Start

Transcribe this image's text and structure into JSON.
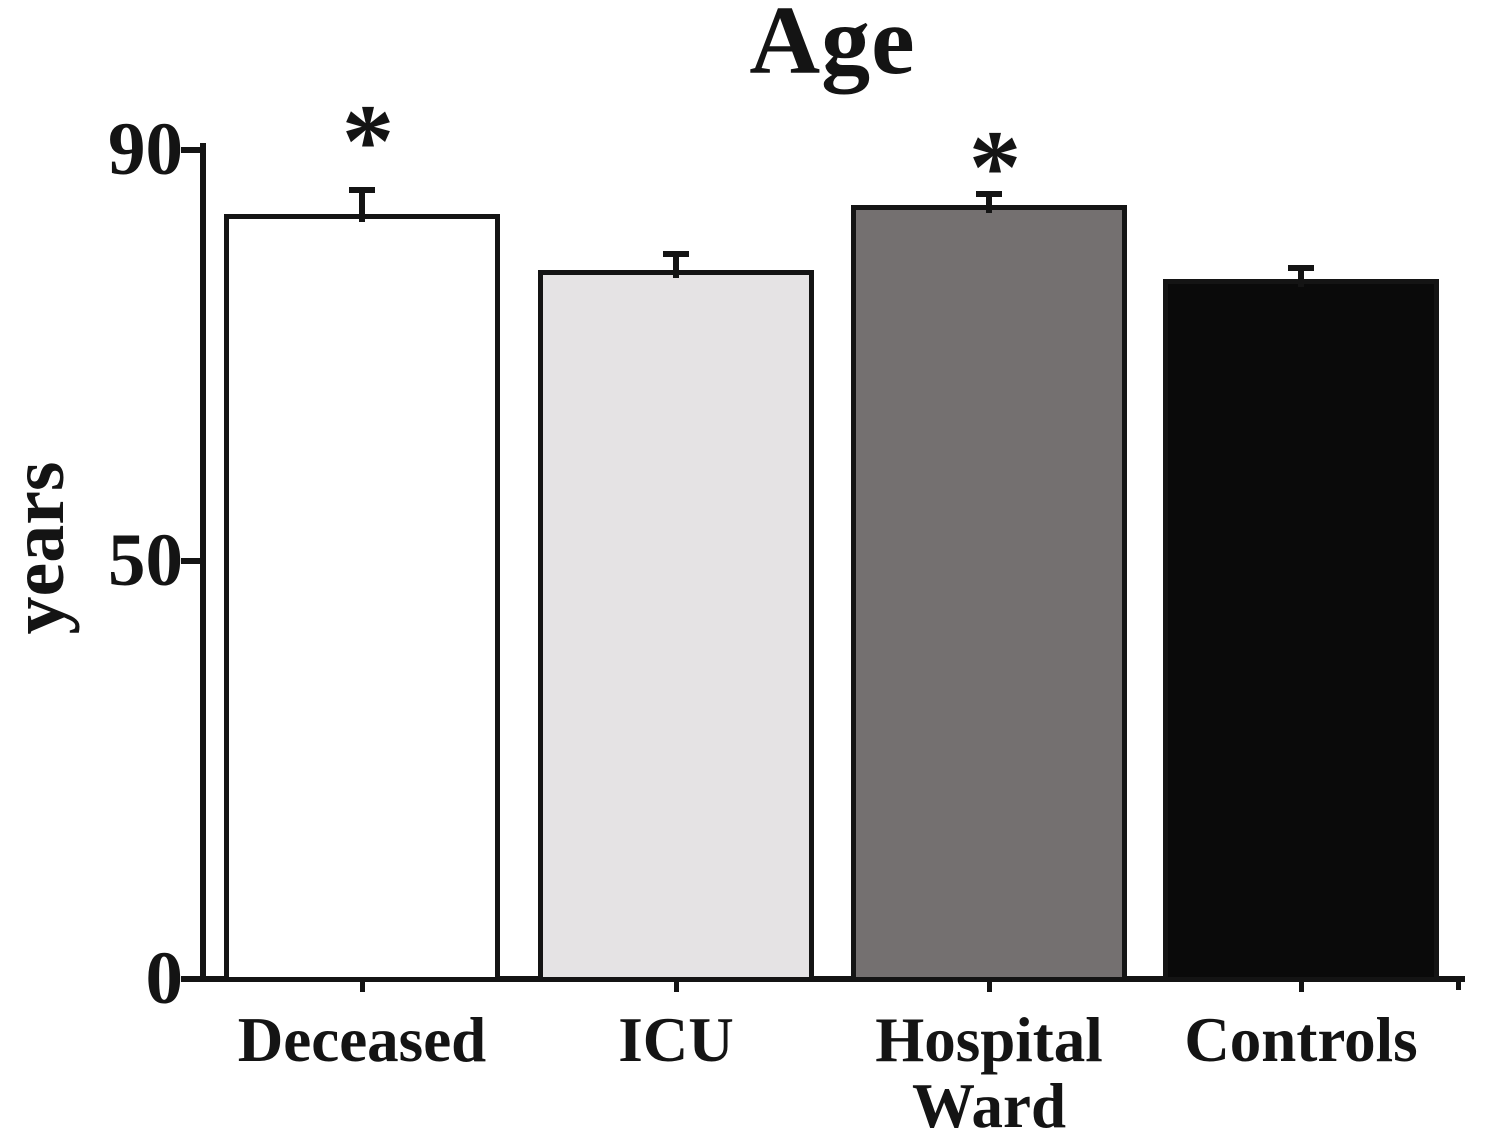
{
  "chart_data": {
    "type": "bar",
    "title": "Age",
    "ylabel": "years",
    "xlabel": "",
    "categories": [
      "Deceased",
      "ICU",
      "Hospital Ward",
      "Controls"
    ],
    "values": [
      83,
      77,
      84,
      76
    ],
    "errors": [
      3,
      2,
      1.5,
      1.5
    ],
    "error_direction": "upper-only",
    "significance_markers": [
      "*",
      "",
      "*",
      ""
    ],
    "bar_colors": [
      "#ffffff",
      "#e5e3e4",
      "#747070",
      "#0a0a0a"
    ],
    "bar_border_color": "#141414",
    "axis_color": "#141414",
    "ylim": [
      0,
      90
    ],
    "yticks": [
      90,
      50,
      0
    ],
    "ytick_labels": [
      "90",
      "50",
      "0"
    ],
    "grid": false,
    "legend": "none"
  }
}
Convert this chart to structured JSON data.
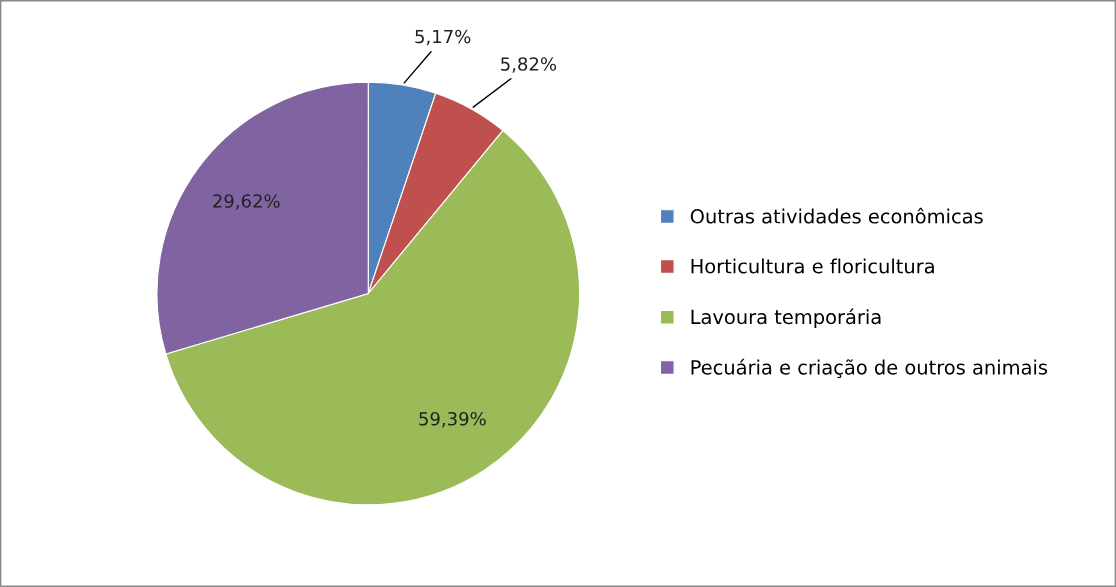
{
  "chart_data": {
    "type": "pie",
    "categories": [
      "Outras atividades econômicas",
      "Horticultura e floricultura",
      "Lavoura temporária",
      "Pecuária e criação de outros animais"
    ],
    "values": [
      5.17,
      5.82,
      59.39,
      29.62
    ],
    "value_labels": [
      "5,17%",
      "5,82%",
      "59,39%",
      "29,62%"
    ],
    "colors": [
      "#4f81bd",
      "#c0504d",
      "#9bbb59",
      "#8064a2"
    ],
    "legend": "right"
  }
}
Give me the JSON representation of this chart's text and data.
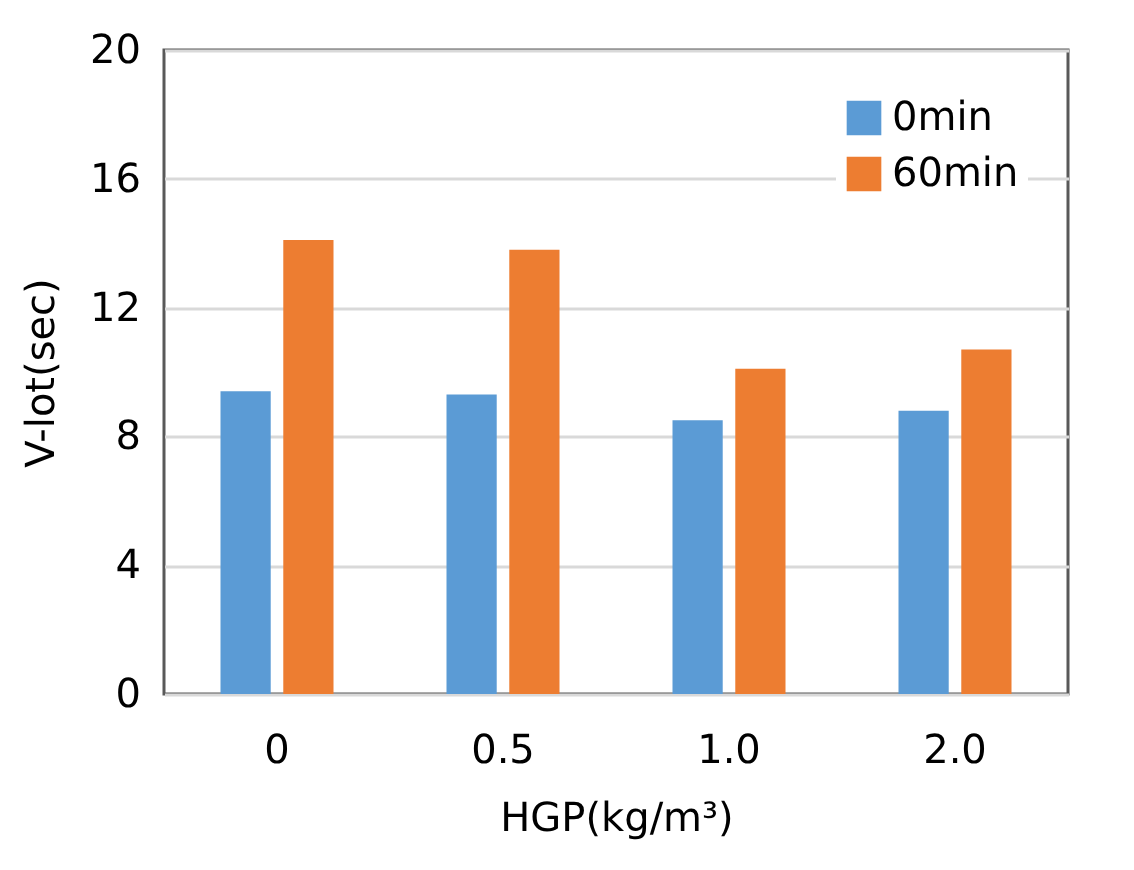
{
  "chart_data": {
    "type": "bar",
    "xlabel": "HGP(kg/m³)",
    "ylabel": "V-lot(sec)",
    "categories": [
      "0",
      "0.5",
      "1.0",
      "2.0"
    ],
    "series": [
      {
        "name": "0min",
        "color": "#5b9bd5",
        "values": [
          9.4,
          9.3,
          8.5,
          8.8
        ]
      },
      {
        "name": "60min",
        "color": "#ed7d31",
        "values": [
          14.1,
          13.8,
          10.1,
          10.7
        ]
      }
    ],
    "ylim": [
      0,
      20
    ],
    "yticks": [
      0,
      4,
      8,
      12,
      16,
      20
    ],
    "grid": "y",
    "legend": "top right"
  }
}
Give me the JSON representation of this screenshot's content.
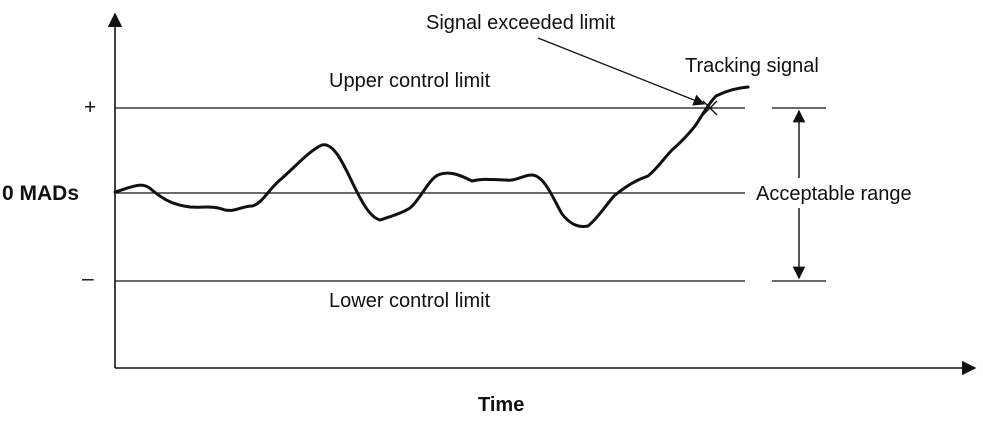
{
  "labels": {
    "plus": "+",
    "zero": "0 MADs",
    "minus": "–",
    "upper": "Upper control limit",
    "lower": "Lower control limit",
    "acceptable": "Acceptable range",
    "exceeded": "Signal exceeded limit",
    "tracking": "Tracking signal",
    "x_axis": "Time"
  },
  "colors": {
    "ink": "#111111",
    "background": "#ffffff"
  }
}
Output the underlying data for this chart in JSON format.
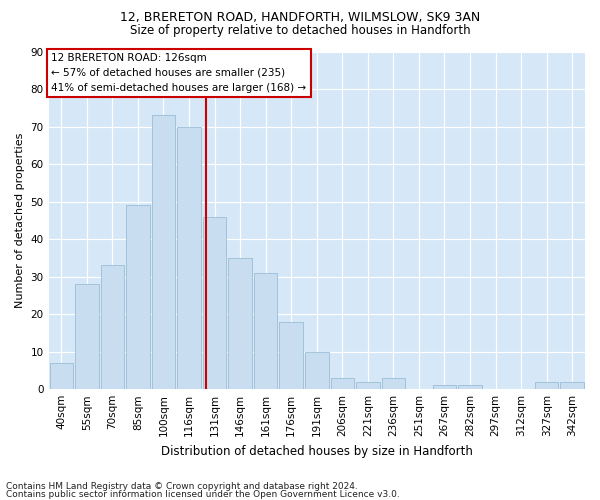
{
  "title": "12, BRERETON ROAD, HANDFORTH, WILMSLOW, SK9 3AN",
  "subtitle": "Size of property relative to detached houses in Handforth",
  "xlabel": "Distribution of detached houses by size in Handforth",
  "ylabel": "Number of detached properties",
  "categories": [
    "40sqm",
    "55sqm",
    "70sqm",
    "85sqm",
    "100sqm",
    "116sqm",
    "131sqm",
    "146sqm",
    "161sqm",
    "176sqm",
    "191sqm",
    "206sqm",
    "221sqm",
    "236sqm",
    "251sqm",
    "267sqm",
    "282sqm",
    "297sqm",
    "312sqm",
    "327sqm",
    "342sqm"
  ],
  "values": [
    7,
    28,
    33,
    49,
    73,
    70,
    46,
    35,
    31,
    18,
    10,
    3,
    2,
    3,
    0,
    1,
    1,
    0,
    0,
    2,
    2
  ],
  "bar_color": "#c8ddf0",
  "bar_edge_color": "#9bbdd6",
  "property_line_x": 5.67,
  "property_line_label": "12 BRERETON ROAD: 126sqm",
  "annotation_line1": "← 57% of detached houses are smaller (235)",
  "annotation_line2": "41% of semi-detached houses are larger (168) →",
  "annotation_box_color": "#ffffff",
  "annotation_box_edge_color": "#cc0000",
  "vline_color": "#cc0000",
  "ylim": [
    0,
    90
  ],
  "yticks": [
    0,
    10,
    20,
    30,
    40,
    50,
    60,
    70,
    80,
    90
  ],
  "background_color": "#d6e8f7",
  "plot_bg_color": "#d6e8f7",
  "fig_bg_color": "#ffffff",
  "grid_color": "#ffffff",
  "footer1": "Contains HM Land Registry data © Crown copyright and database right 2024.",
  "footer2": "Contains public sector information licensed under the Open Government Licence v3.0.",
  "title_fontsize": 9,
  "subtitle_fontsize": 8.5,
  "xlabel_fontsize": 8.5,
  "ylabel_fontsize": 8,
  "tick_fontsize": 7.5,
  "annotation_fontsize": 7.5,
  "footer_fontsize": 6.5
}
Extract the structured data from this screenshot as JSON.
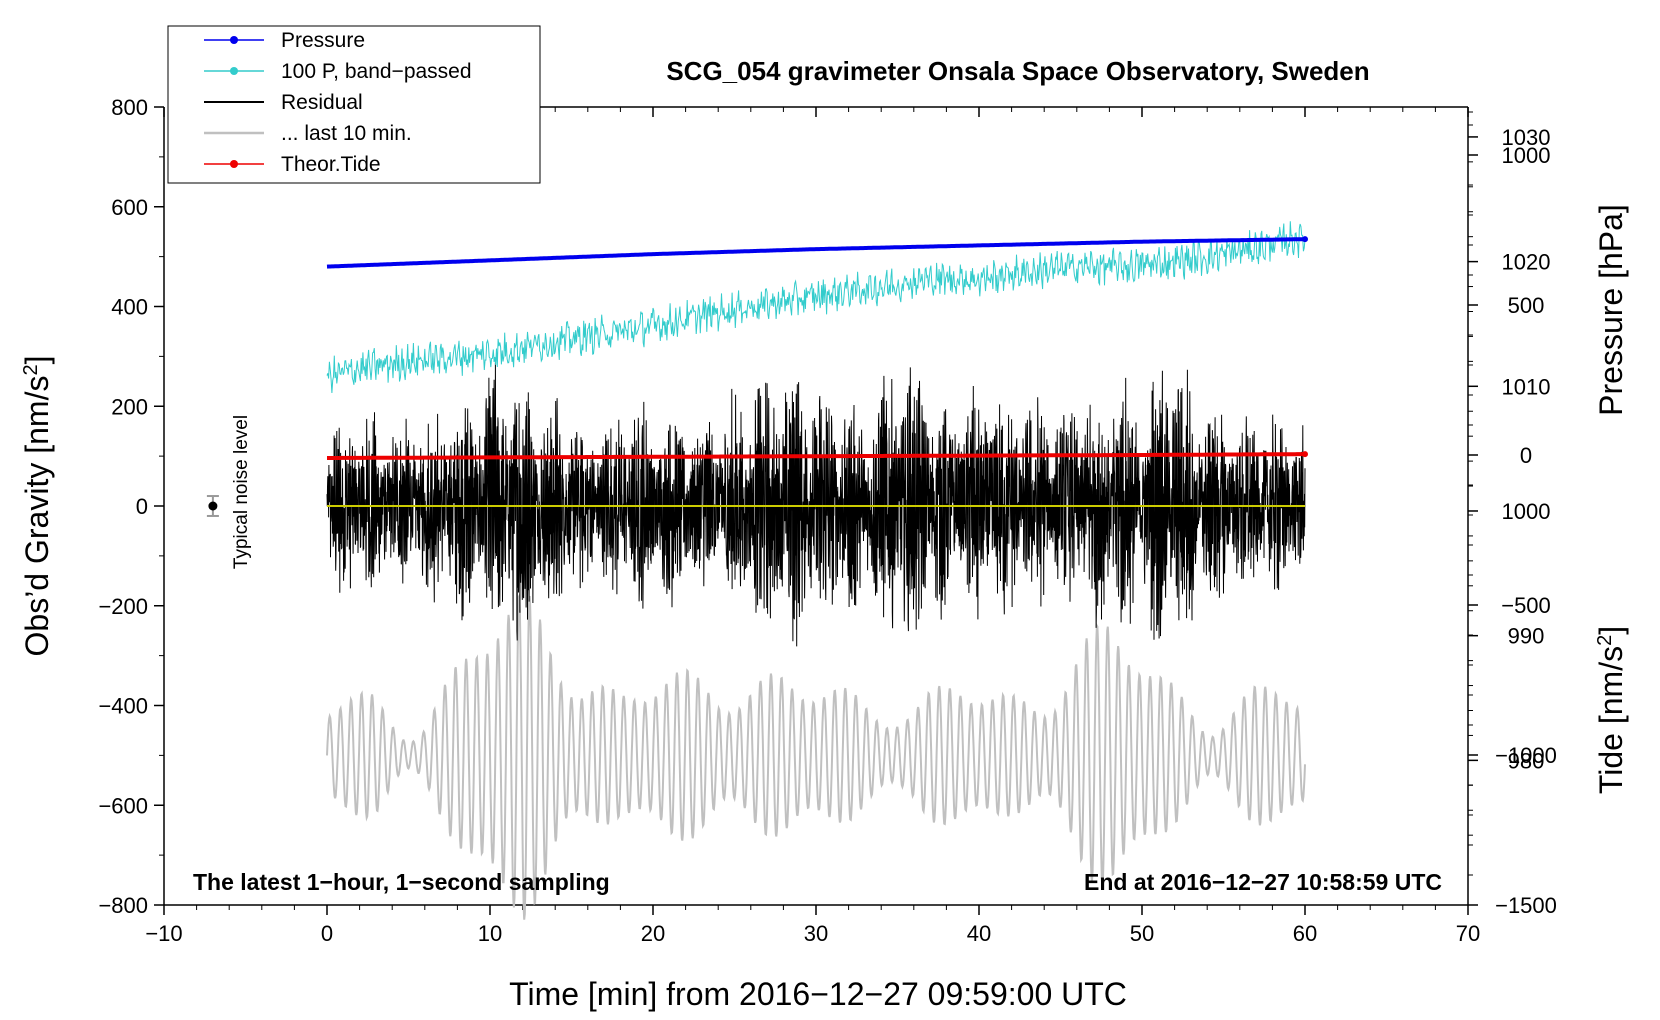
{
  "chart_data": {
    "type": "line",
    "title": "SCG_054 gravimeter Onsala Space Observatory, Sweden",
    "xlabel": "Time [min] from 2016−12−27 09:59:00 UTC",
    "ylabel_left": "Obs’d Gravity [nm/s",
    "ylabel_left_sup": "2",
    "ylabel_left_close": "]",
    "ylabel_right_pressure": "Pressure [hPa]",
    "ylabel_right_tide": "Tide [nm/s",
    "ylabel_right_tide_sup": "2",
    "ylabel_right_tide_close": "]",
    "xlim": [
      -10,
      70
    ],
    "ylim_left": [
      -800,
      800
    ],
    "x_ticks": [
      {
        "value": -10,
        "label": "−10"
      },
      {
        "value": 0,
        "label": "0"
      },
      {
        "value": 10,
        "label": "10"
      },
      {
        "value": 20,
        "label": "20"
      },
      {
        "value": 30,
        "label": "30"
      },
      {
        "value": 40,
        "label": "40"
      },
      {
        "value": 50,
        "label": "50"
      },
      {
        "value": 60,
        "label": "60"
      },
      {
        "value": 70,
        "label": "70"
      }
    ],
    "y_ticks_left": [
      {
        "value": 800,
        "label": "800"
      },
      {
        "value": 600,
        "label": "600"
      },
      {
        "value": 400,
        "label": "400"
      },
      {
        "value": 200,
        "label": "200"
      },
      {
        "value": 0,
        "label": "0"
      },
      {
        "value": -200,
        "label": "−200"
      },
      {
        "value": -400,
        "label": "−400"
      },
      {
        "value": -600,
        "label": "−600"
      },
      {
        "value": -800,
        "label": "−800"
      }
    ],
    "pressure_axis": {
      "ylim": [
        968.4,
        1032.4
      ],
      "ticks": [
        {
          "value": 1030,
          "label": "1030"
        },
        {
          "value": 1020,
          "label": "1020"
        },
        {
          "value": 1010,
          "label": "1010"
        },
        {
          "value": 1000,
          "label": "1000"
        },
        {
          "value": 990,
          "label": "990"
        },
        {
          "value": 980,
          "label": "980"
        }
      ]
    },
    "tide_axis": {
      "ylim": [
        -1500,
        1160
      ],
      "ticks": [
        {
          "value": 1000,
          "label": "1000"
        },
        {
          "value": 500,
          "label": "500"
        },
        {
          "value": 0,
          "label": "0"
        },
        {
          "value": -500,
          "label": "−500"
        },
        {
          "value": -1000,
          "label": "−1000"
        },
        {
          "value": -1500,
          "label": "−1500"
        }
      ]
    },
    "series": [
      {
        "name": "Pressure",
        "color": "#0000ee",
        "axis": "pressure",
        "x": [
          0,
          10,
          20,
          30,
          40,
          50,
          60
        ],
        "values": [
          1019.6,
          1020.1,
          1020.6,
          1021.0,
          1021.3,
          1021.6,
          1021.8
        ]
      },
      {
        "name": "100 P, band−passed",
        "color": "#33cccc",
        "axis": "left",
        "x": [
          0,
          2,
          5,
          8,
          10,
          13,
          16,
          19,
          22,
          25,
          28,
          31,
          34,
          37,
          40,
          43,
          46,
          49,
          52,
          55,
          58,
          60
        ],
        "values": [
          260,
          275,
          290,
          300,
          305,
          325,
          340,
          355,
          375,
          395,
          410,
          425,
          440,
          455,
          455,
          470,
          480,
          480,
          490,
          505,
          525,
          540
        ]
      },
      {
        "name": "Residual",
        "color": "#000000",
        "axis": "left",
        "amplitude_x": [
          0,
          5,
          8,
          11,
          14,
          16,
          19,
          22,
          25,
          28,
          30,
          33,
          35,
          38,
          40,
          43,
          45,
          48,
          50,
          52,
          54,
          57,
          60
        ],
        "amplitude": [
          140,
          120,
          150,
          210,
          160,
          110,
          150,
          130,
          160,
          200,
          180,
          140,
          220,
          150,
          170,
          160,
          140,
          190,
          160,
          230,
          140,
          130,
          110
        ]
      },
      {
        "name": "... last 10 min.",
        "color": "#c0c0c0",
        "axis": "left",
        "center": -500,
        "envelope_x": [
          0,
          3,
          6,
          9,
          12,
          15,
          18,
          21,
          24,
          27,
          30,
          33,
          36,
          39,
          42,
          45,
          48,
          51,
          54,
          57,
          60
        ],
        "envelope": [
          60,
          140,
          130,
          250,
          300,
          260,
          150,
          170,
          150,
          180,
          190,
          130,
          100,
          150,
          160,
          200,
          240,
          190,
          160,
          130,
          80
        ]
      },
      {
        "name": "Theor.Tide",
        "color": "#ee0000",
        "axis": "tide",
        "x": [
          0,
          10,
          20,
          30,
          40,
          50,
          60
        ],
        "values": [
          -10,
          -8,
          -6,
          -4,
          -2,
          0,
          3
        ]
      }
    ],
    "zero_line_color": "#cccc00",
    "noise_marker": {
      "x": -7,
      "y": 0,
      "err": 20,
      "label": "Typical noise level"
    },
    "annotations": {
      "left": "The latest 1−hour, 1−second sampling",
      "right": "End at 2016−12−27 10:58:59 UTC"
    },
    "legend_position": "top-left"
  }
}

End

Written task ->
Lines that include the word "this" — how many are there in the data? Answer with the number alone.

Answer to the task ->
6